GEGEBENE AUFGABE 1 - Schreib aus dem Text zur privatrechtlichen Baueinsprache alle Substantive heraus, in denen das Wort „Recht“ vorkommt, allein oder als Teil eines zusammengesetzten Worts.

- - -

TVR 2002 Nr. 11
Privatrechtliche Baueinsprache und öffentlich-rechtlicher Rechtsschutz
1. Entspricht ein Bauvorhaben den einschlägigen öffentlich-rechtlichen Vorschriften betreffend Abstände für Bauten und Grabungen, ist es kaum denkbar, dass von ihm derartig schwerwiegende Emissionen ausgehen, dass sich ein bundesprivatrechtlicher Beseitigungsanspruch rechtfertigt.
2. Das öffentliche Baurecht stellt ein Indiz für den Ortsgebrauch im Sinne von Art. 684 ZGB dar und die Einheit der Rechtsordnung verbietet ein beziehungsloses Nebeneinander von privatem und öffentlichem Recht. Entspricht die detaillierte öffentlich-rechtliche Ordnung den Zielen und Planungsgrundsätzen der Raumplanung, bedeutet eine Verneinung einer übermässigen Einwirkung keine Vereitelung von Bundesrecht.

- - -

GEGEBENE AUFGABE 2 - Schreib aus den Einträgen den Abschnitt Zeichen für Zeichen ab, der mit der Zeile mit „round-brilliant-diamond-diagram-icon: [160, 453, 468, 692]“ anfängt und mit der Zeile mit „divider: [307, 755, 312, 813]“ aufhört.

- - -

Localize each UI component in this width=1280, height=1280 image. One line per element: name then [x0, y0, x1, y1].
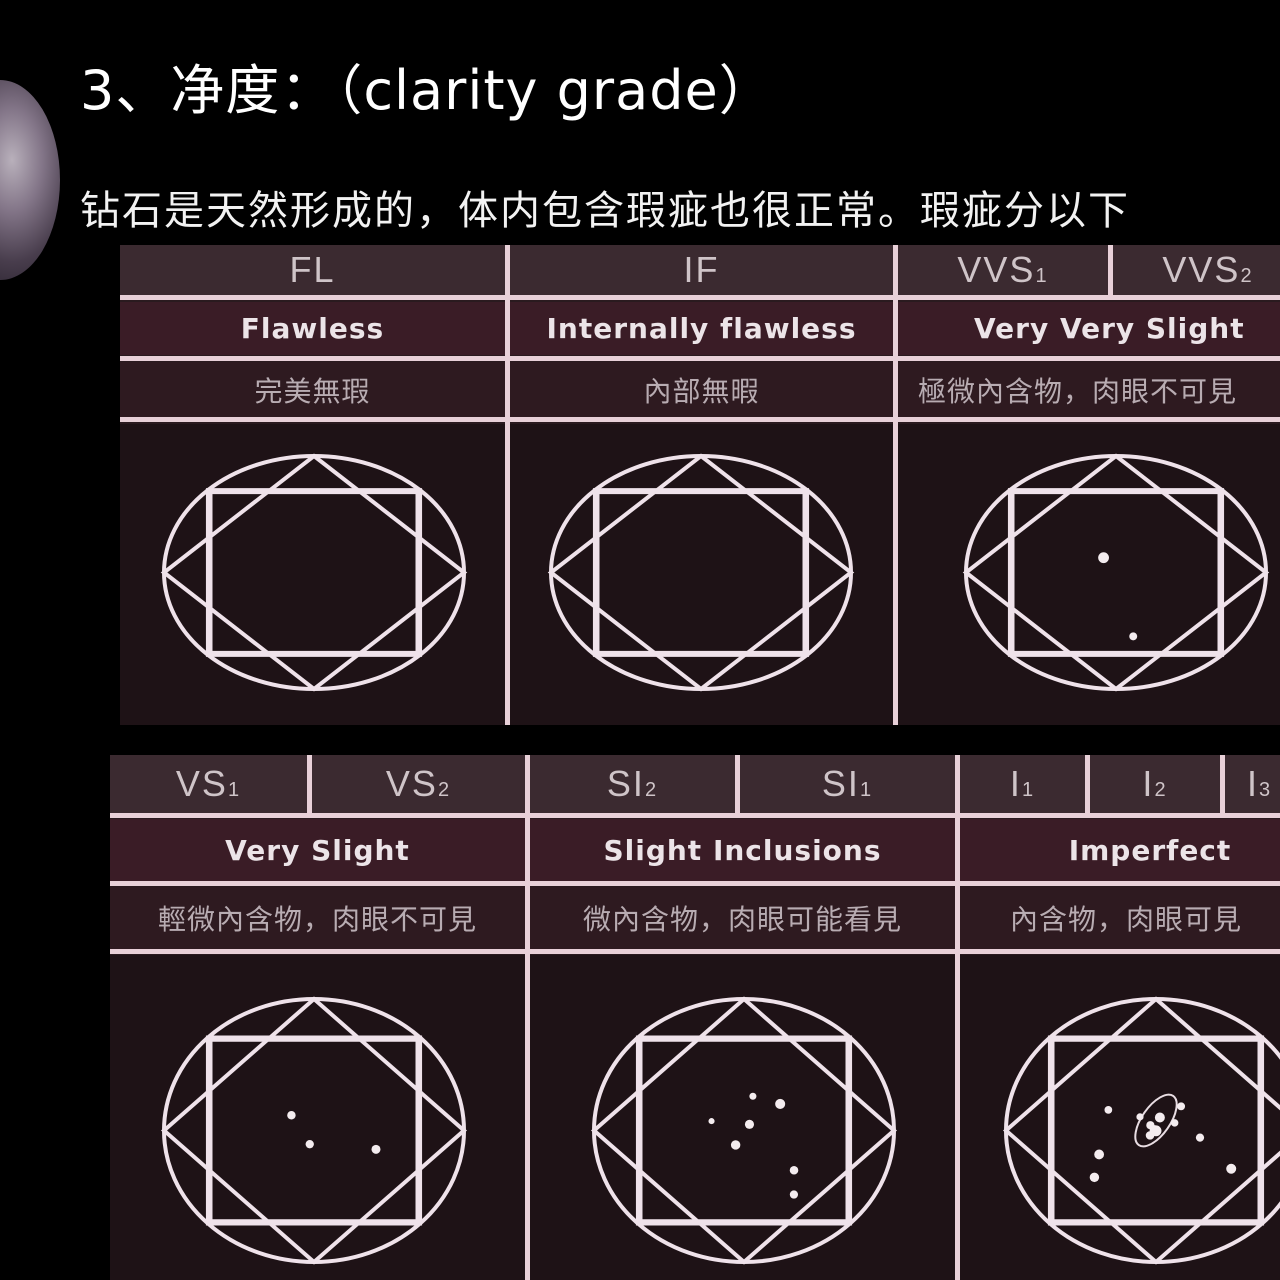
round-brilliant-diamond-diagram-icon: [160, 453, 468, 692]
inclusion-mark: [1150, 1125, 1162, 1137]
grade-desc-vs: 輕微內含物，肉眼不可見: [110, 887, 525, 949]
grade-desc-vvs: 極微內含物，肉眼不可見: [898, 362, 1280, 417]
inclusion-mark: [1098, 552, 1109, 564]
grade-desc-si: 微內含物，肉眼可能看見: [530, 887, 955, 949]
divider: [307, 755, 312, 813]
inclusion-mark: [1170, 1119, 1179, 1127]
grade-name-flawless: Flawless: [120, 302, 505, 355]
divider: [893, 245, 898, 725]
grade-code-si1: SI 1: [740, 755, 955, 813]
inclusion-mark: [775, 1098, 786, 1109]
grade-code-fl: FL: [120, 245, 505, 295]
inclusion-mark: [1089, 1172, 1100, 1183]
grade-code-vs2: VS 2: [312, 755, 525, 813]
grade-code-i1: I1: [960, 755, 1085, 813]
grade-code-i2: I2: [1090, 755, 1220, 813]
divider: [1108, 245, 1113, 295]
divider: [955, 755, 960, 1280]
slide-title: 3、净度：（clarity grade）: [80, 59, 774, 122]
inclusion-mark: [1177, 1102, 1186, 1111]
inclusion-mark: [1104, 1106, 1113, 1114]
inclusion-mark: [371, 1144, 381, 1154]
round-brilliant-diamond-diagram-icon: [547, 453, 855, 692]
diamond-photo-thumbnail: [0, 80, 60, 280]
bezel-facet-line: [208, 490, 420, 655]
divider: [120, 417, 1280, 422]
inclusion-mark: [749, 1092, 757, 1100]
divider: [1220, 755, 1225, 813]
inclusion-mark: [744, 1119, 755, 1129]
bezel-facet-line: [595, 490, 807, 655]
bezel-facet-line: [1010, 490, 1222, 655]
round-brilliant-diamond-diagram-icon: [962, 453, 1270, 692]
grade-desc-i: 內含物，肉眼可見: [960, 887, 1280, 949]
inclusion-mark: [789, 1190, 799, 1199]
grade-code-i3: I3: [1225, 755, 1280, 813]
clarity-chart-bottom: VS 1 VS 2 SI 2 SI 1 I1 I2 I3 Very Slight Sli…: [110, 755, 1280, 1280]
inclusion-mark: [1136, 1113, 1144, 1121]
divider: [120, 356, 1280, 361]
inclusion-mark: [1195, 1133, 1205, 1142]
divider: [1085, 755, 1090, 813]
divider: [525, 755, 530, 1280]
inclusion-mark: [708, 1118, 715, 1125]
slide-subtitle: 钻石是天然形成的，体内包含瑕疵也很正常。瑕疵分以下: [80, 188, 1130, 234]
inclusion-mark: [305, 1140, 314, 1149]
inclusion-mark: [1154, 1112, 1165, 1123]
inclusion-mark: [789, 1166, 799, 1175]
grade-code-if: IF: [510, 245, 893, 295]
grade-code-vvs1: VVS 1: [898, 245, 1108, 295]
bezel-facet-line: [208, 1037, 420, 1224]
grade-name-slight-inclusions: Slight Inclusions: [530, 819, 955, 881]
grade-name-internally-flawless: Internally flawless: [510, 302, 893, 355]
round-brilliant-diamond-diagram-icon: [160, 996, 468, 1265]
grade-desc-fl: 完美無瑕: [120, 362, 505, 417]
bezel-facet-line: [638, 1037, 850, 1224]
grade-desc-if: 內部無暇: [510, 362, 893, 417]
grade-name-imperfect: Imperfect: [960, 819, 1280, 881]
clarity-chart-top: FL IF VVS 1 VVS 2 Flawless Internally flaw…: [120, 245, 1280, 725]
inclusion-mark: [1226, 1163, 1237, 1174]
grade-name-very-slight: Very Slight: [110, 819, 525, 881]
inclusion-mark: [1129, 632, 1138, 641]
grade-code-vs1: VS 1: [110, 755, 307, 813]
inclusion-mark: [730, 1140, 741, 1150]
divider: [505, 245, 510, 725]
inclusion-mark: [287, 1111, 296, 1120]
divider: [110, 881, 1280, 886]
grade-code-si2: SI 2: [530, 755, 735, 813]
grade-code-vvs2: VVS 2: [1113, 245, 1280, 295]
divider: [110, 949, 1280, 954]
divider: [120, 295, 1280, 300]
divider: [110, 813, 1280, 818]
round-brilliant-diamond-diagram-icon: [1002, 996, 1280, 1265]
round-brilliant-diamond-diagram-icon: [590, 996, 898, 1265]
grade-name-very-very-slight: Very Very Slight: [898, 302, 1280, 355]
inclusion-mark: [1094, 1149, 1105, 1160]
divider: [735, 755, 740, 813]
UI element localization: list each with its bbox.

- - -

VOLLSTÄNDIGE ANTWORT 1 -
Rechtsschutz
Baurecht
Rechtsordnung
Recht
Bundesrecht

VOLLSTÄNDIGE ANTWORT 2 -
round-brilliant-diamond-diagram-icon: [160, 453, 468, 692]
inclusion-mark: [1150, 1125, 1162, 1137]
grade-desc-vs: 輕微內含物，肉眼不可見: [110, 887, 525, 949]
grade-desc-vvs: 極微內含物，肉眼不可見: [898, 362, 1280, 417]
inclusion-mark: [1098, 552, 1109, 564]
grade-desc-si: 微內含物，肉眼可能看見: [530, 887, 955, 949]
divider: [307, 755, 312, 813]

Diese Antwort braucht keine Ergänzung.